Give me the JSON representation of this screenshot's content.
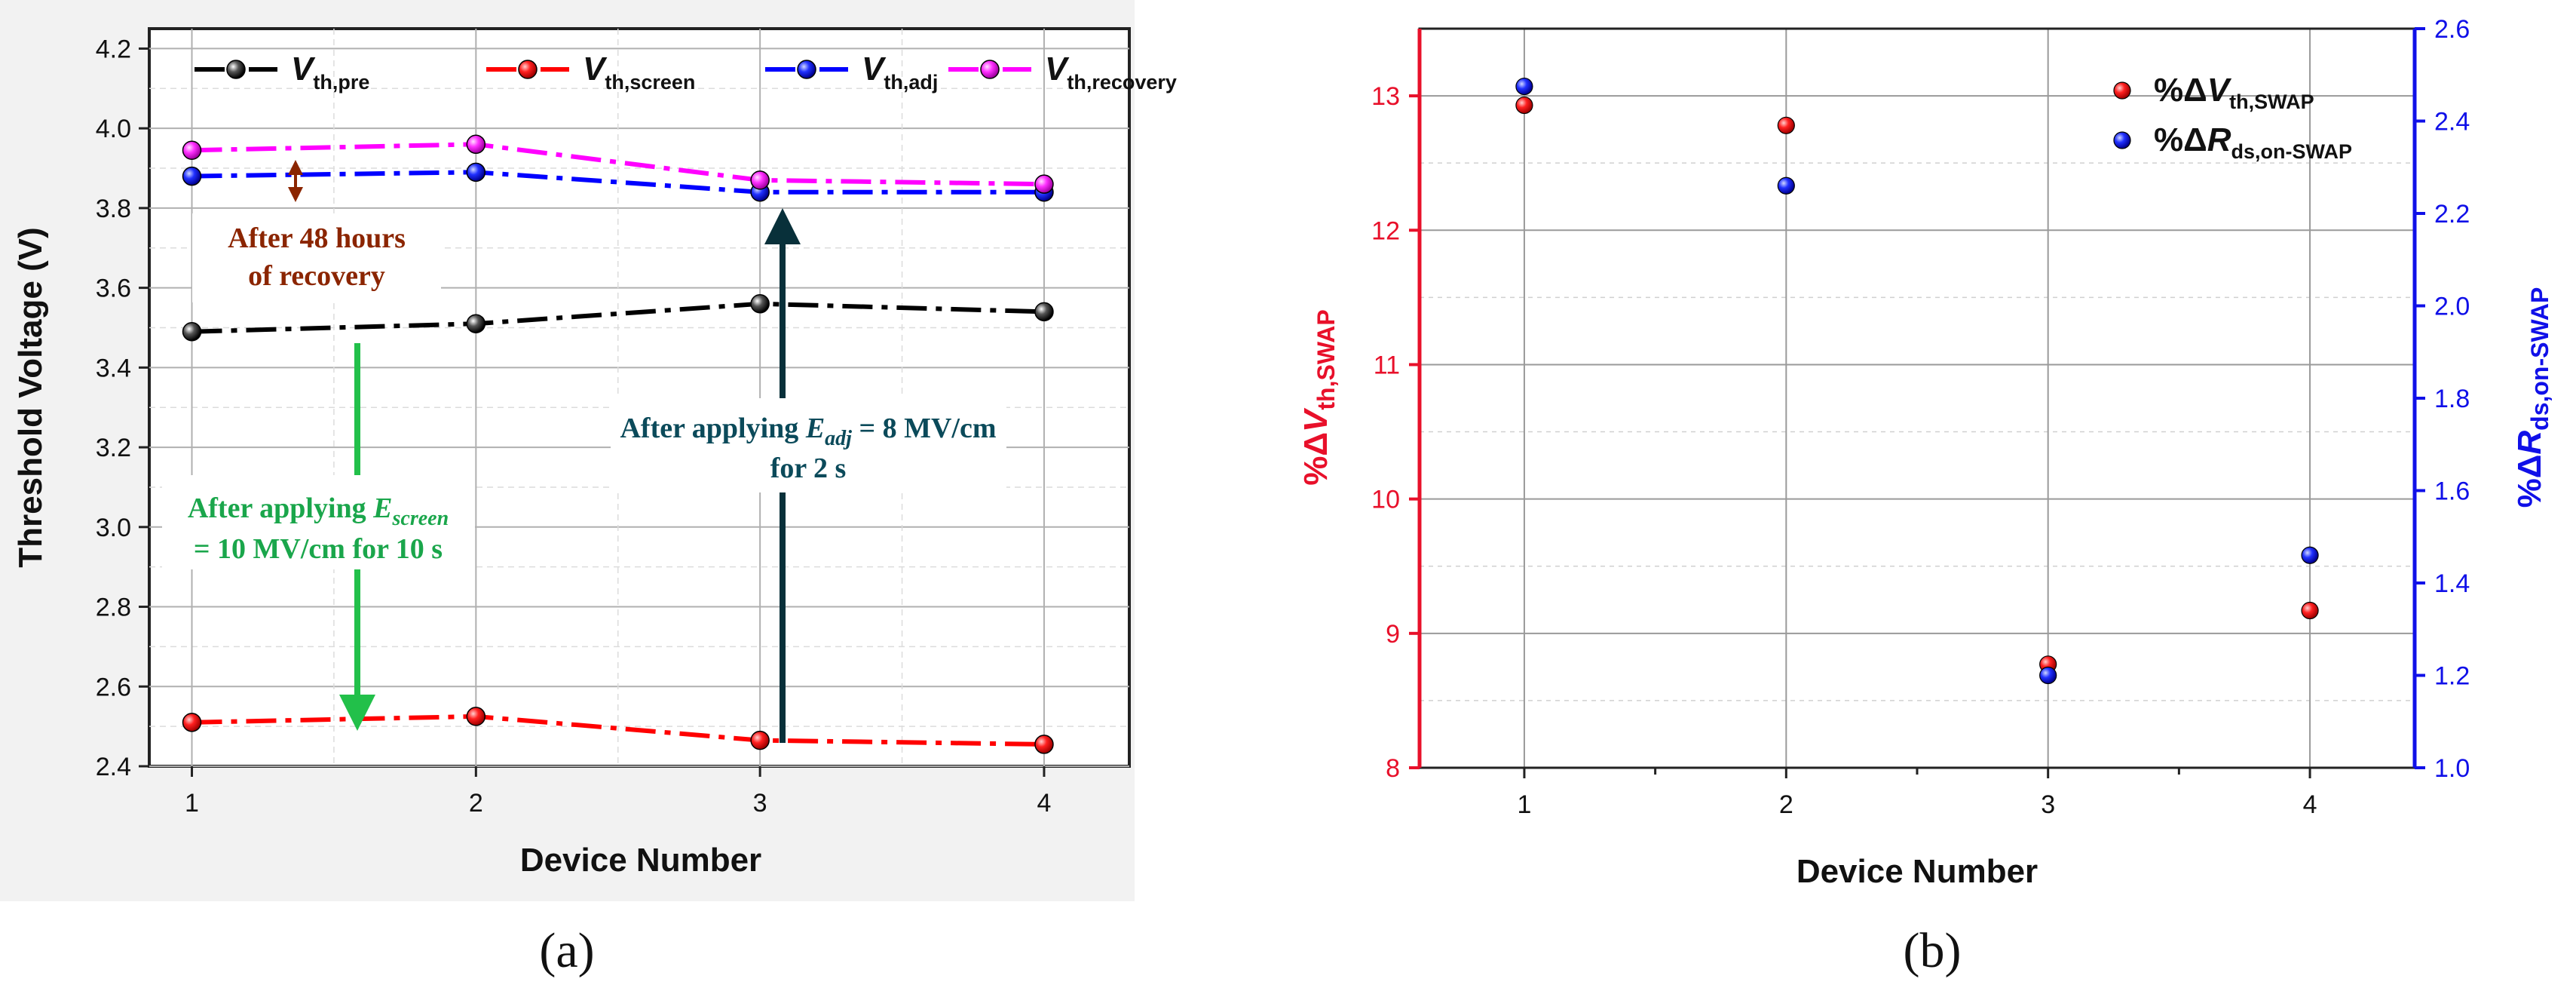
{
  "chart_data": [
    {
      "id": "a",
      "type": "line",
      "panel_label": "(a)",
      "xlabel": "Device Number",
      "ylabel": "Threshold Voltage (V)",
      "categories": [
        1,
        2,
        3,
        4
      ],
      "xlim": [
        0.85,
        4.3
      ],
      "ylim": [
        2.4,
        4.25
      ],
      "yticks": [
        2.4,
        2.6,
        2.8,
        3.0,
        3.2,
        3.4,
        3.6,
        3.8,
        4.0,
        4.2
      ],
      "ytick_labels": [
        "2.4",
        "2.6",
        "2.8",
        "3.0",
        "3.2",
        "3.4",
        "3.6",
        "3.8",
        "4.0",
        "4.2"
      ],
      "xtick_labels": [
        "1",
        "2",
        "3",
        "4"
      ],
      "grid": true,
      "legend_position": "top",
      "series": [
        {
          "key": "pre",
          "name_main": "V",
          "name_sub": "th,pre",
          "color": "#000000",
          "values": [
            3.49,
            3.51,
            3.56,
            3.54
          ]
        },
        {
          "key": "screen",
          "name_main": "V",
          "name_sub": "th,screen",
          "color": "#ff0000",
          "values": [
            2.51,
            2.525,
            2.465,
            2.455
          ]
        },
        {
          "key": "adj",
          "name_main": "V",
          "name_sub": "th,adj",
          "color": "#0000ff",
          "values": [
            3.88,
            3.89,
            3.84,
            3.84
          ]
        },
        {
          "key": "recovery",
          "name_main": "V",
          "name_sub": "th,recovery",
          "color": "#ff00ff",
          "values": [
            3.945,
            3.96,
            3.87,
            3.86
          ]
        }
      ],
      "annotations": {
        "recovery": {
          "line1": "After 48 hours",
          "line2": "of recovery",
          "color": "#8b2500"
        },
        "screen": {
          "line1_prefix": "After applying ",
          "line1_var": "E",
          "line1_sub": "screen",
          "line2": "= 10 MV/cm for 10 s",
          "color": "#1aa64b",
          "arrow_color": "#22c04a"
        },
        "adj": {
          "line1_prefix": "After applying ",
          "line1_var": "E",
          "line1_sub": "adj",
          "line1_suffix": " = 8 MV/cm",
          "line2": "for 2 s",
          "color": "#0b4a5a",
          "arrow_color": "#08303a"
        }
      }
    },
    {
      "id": "b",
      "type": "scatter",
      "panel_label": "(b)",
      "xlabel": "Device Number",
      "xlim": [
        0.6,
        4.4
      ],
      "xtick_labels": [
        "1",
        "2",
        "3",
        "4"
      ],
      "grid": true,
      "legend_position": "top-right",
      "left_axis": {
        "label_prefix": "%Δ",
        "label_var": "V",
        "label_sub": "th,SWAP",
        "color": "#e8102a",
        "ylim": [
          8,
          13.5
        ],
        "yticks": [
          8,
          9,
          10,
          11,
          12,
          13
        ],
        "ytick_labels": [
          "8",
          "9",
          "10",
          "11",
          "12",
          "13"
        ]
      },
      "right_axis": {
        "label_prefix": "%Δ",
        "label_var": "R",
        "label_sub": "ds,on-SWAP",
        "color": "#1010e8",
        "ylim": [
          1.0,
          2.6
        ],
        "yticks": [
          1.0,
          1.2,
          1.4,
          1.6,
          1.8,
          2.0,
          2.2,
          2.4,
          2.6
        ],
        "ytick_labels": [
          "1.0",
          "1.2",
          "1.4",
          "1.6",
          "1.8",
          "2.0",
          "2.2",
          "2.4",
          "2.6"
        ]
      },
      "series": [
        {
          "key": "vth",
          "axis": "left",
          "name_prefix": "%Δ",
          "name_var": "V",
          "name_sub": "th,SWAP",
          "color": "#ff0000",
          "x": [
            1,
            2,
            3,
            4
          ],
          "values": [
            12.93,
            12.78,
            8.77,
            9.17
          ]
        },
        {
          "key": "rds",
          "axis": "right",
          "name_prefix": "%Δ",
          "name_var": "R",
          "name_sub": "ds,on-SWAP",
          "color": "#0000ff",
          "x": [
            1,
            2,
            3,
            4
          ],
          "values": [
            2.475,
            2.26,
            1.2,
            1.46
          ]
        }
      ]
    }
  ]
}
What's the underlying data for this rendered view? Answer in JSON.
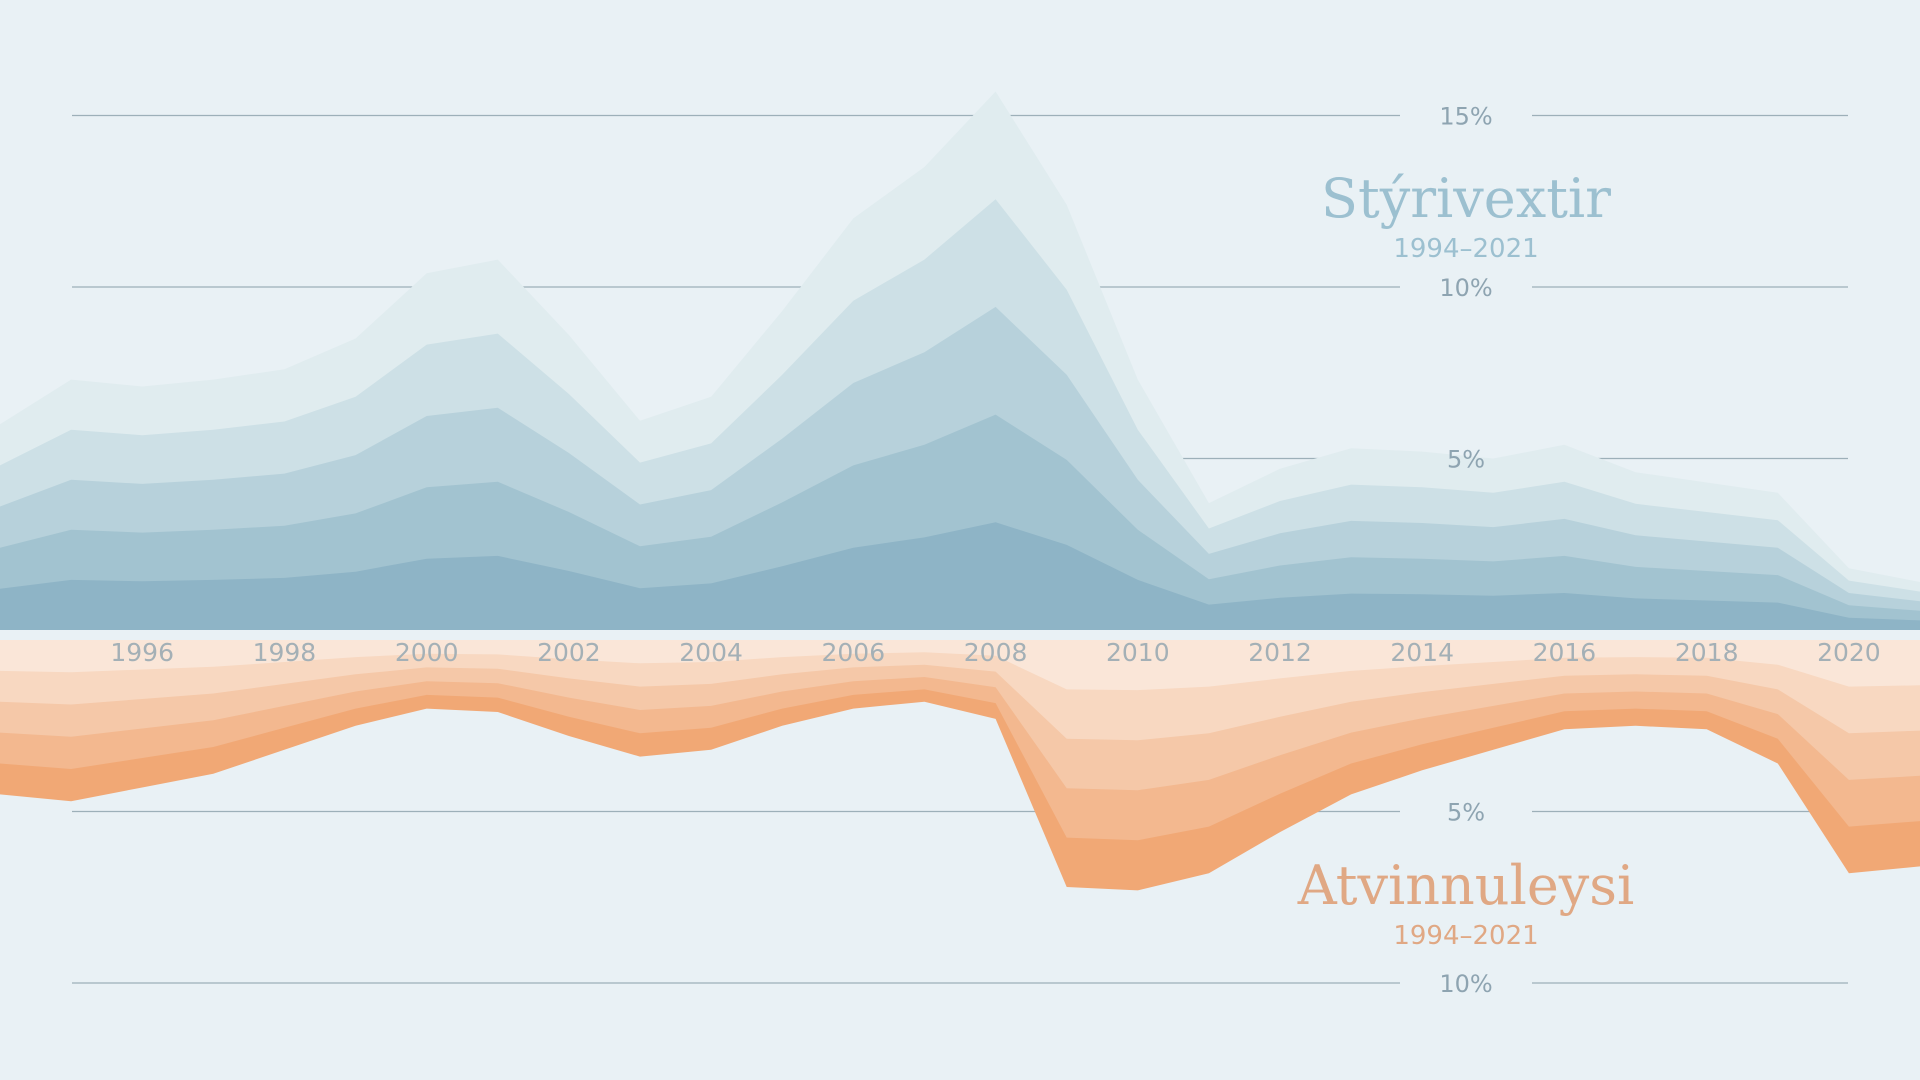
{
  "chart_data": [
    {
      "type": "area",
      "title": "Stýrivextir",
      "subtitle": "1994–2021",
      "ytick_labels": [
        "5%",
        "10%",
        "15%"
      ],
      "ylim": [
        0,
        15
      ],
      "x": [
        1994,
        1995,
        1996,
        1997,
        1998,
        1999,
        2000,
        2001,
        2002,
        2003,
        2004,
        2005,
        2006,
        2007,
        2008,
        2009,
        2010,
        2011,
        2012,
        2013,
        2014,
        2015,
        2016,
        2017,
        2018,
        2019,
        2020,
        2021
      ],
      "values": [
        4.4,
        5.7,
        5.5,
        5.7,
        6.0,
        6.9,
        8.8,
        9.2,
        7.0,
        4.5,
        5.2,
        7.7,
        10.4,
        11.9,
        14.1,
        10.8,
        5.7,
        2.1,
        3.1,
        3.7,
        3.6,
        3.4,
        3.8,
        3.0,
        2.7,
        2.4,
        0.2,
        -0.2
      ],
      "color": "#8eb4c6"
    },
    {
      "type": "area",
      "title": "Atvinnuleysi",
      "subtitle": "1994–2021",
      "ytick_labels": [
        "5%",
        "10%"
      ],
      "ylim": [
        0,
        10
      ],
      "x": [
        1994,
        1995,
        1996,
        1997,
        1998,
        1999,
        2000,
        2001,
        2002,
        2003,
        2004,
        2005,
        2006,
        2007,
        2008,
        2009,
        2010,
        2011,
        2012,
        2013,
        2014,
        2015,
        2016,
        2017,
        2018,
        2019,
        2020,
        2021
      ],
      "values": [
        4.5,
        4.7,
        4.3,
        3.9,
        3.2,
        2.5,
        2.0,
        2.1,
        2.8,
        3.4,
        3.2,
        2.5,
        2.0,
        1.8,
        2.3,
        7.2,
        7.3,
        6.8,
        5.6,
        4.5,
        3.8,
        3.2,
        2.6,
        2.5,
        2.6,
        3.6,
        6.8,
        6.6
      ],
      "color": "#f1a875"
    }
  ],
  "x_axis": {
    "tick_labels": [
      "1996",
      "1998",
      "2000",
      "2002",
      "2004",
      "2006",
      "2008",
      "2010",
      "2012",
      "2014",
      "2016",
      "2018",
      "2020"
    ]
  },
  "colors": {
    "background": "#e9f1f5",
    "rates_title": "#9cc0d0",
    "unemployment_title": "#e0a884",
    "tick_label": "#8ea4b1",
    "year_label": "#a4b0b6"
  }
}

_WHAT THE EXERCISE ASKS_. Across the entries above, how many lines contain "JSON"? Provide only the count.

_OUTPUT FOR THIS EXERCISE_. 2